INFORMATION SHOWN>
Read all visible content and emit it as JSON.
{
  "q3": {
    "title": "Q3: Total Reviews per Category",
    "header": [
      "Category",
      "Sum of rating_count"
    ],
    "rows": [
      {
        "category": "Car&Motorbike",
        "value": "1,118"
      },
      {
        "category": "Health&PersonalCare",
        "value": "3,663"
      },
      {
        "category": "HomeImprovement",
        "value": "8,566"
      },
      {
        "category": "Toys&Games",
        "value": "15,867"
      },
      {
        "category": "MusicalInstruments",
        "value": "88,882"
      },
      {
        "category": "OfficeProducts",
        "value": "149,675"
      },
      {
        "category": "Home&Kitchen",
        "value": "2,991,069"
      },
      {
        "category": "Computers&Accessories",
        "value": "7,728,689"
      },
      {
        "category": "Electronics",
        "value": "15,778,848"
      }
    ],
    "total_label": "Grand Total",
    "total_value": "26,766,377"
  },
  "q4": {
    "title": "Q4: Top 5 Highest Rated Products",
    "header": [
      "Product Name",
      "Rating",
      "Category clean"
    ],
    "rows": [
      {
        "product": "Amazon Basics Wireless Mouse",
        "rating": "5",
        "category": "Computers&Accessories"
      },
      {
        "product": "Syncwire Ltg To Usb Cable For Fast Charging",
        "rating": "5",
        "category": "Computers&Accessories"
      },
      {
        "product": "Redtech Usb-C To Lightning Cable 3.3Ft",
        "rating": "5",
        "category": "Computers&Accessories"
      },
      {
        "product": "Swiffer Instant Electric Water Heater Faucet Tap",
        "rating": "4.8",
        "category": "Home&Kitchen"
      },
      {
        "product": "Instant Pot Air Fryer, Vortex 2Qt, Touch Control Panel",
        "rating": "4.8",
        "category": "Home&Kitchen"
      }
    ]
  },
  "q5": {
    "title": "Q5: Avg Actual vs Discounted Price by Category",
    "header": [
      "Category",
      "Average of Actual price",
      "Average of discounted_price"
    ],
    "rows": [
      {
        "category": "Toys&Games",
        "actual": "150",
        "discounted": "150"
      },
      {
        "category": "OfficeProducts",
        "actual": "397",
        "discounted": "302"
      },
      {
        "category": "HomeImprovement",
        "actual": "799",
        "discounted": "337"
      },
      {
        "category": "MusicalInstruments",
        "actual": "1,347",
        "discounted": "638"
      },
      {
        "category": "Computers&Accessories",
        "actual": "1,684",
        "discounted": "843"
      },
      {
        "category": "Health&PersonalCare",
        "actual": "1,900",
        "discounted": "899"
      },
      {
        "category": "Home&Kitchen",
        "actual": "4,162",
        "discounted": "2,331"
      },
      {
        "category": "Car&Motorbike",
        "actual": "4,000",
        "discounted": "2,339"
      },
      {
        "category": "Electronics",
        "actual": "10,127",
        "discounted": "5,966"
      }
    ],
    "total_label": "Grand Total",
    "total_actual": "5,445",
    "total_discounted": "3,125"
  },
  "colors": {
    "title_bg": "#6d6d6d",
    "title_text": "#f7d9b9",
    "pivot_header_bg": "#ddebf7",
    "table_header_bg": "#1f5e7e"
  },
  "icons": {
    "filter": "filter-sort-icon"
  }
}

EXERCISE REQUIREMENTS> Reproduce every line above without error.

FULL ANSWER>
Read all visible content and emit it as JSON.
{
  "q3": {
    "title": "Q3: Total Reviews per Category",
    "header": [
      "Category",
      "Sum of rating_count"
    ],
    "rows": [
      {
        "category": "Car&Motorbike",
        "value": "1,118"
      },
      {
        "category": "Health&PersonalCare",
        "value": "3,663"
      },
      {
        "category": "HomeImprovement",
        "value": "8,566"
      },
      {
        "category": "Toys&Games",
        "value": "15,867"
      },
      {
        "category": "MusicalInstruments",
        "value": "88,882"
      },
      {
        "category": "OfficeProducts",
        "value": "149,675"
      },
      {
        "category": "Home&Kitchen",
        "value": "2,991,069"
      },
      {
        "category": "Computers&Accessories",
        "value": "7,728,689"
      },
      {
        "category": "Electronics",
        "value": "15,778,848"
      }
    ],
    "total_label": "Grand Total",
    "total_value": "26,766,377"
  },
  "q4": {
    "title": "Q4: Top 5 Highest Rated Products",
    "header": [
      "Product Name",
      "Rating",
      "Category clean"
    ],
    "rows": [
      {
        "product": "Amazon Basics Wireless Mouse",
        "rating": "5",
        "category": "Computers&Accessories"
      },
      {
        "product": "Syncwire Ltg To Usb Cable For Fast Charging",
        "rating": "5",
        "category": "Computers&Accessories"
      },
      {
        "product": "Redtech Usb-C To Lightning Cable 3.3Ft",
        "rating": "5",
        "category": "Computers&Accessories"
      },
      {
        "product": "Swiffer Instant Electric Water Heater Faucet Tap",
        "rating": "4.8",
        "category": "Home&Kitchen"
      },
      {
        "product": "Instant Pot Air Fryer, Vortex 2Qt, Touch Control Panel",
        "rating": "4.8",
        "category": "Home&Kitchen"
      }
    ]
  },
  "q5": {
    "title": "Q5: Avg Actual vs Discounted Price by Category",
    "header": [
      "Category",
      "Average of Actual price",
      "Average of discounted_price"
    ],
    "rows": [
      {
        "category": "Toys&Games",
        "actual": "150",
        "discounted": "150"
      },
      {
        "category": "OfficeProducts",
        "actual": "397",
        "discounted": "302"
      },
      {
        "category": "HomeImprovement",
        "actual": "799",
        "discounted": "337"
      },
      {
        "category": "MusicalInstruments",
        "actual": "1,347",
        "discounted": "638"
      },
      {
        "category": "Computers&Accessories",
        "actual": "1,684",
        "discounted": "843"
      },
      {
        "category": "Health&PersonalCare",
        "actual": "1,900",
        "discounted": "899"
      },
      {
        "category": "Home&Kitchen",
        "actual": "4,162",
        "discounted": "2,331"
      },
      {
        "category": "Car&Motorbike",
        "actual": "4,000",
        "discounted": "2,339"
      },
      {
        "category": "Electronics",
        "actual": "10,127",
        "discounted": "5,966"
      }
    ],
    "total_label": "Grand Total",
    "total_actual": "5,445",
    "total_discounted": "3,125"
  },
  "colors": {
    "title_bg": "#6d6d6d",
    "title_text": "#f7d9b9",
    "pivot_header_bg": "#ddebf7",
    "table_header_bg": "#1f5e7e"
  },
  "icons": {
    "filter": "filter-sort-icon"
  }
}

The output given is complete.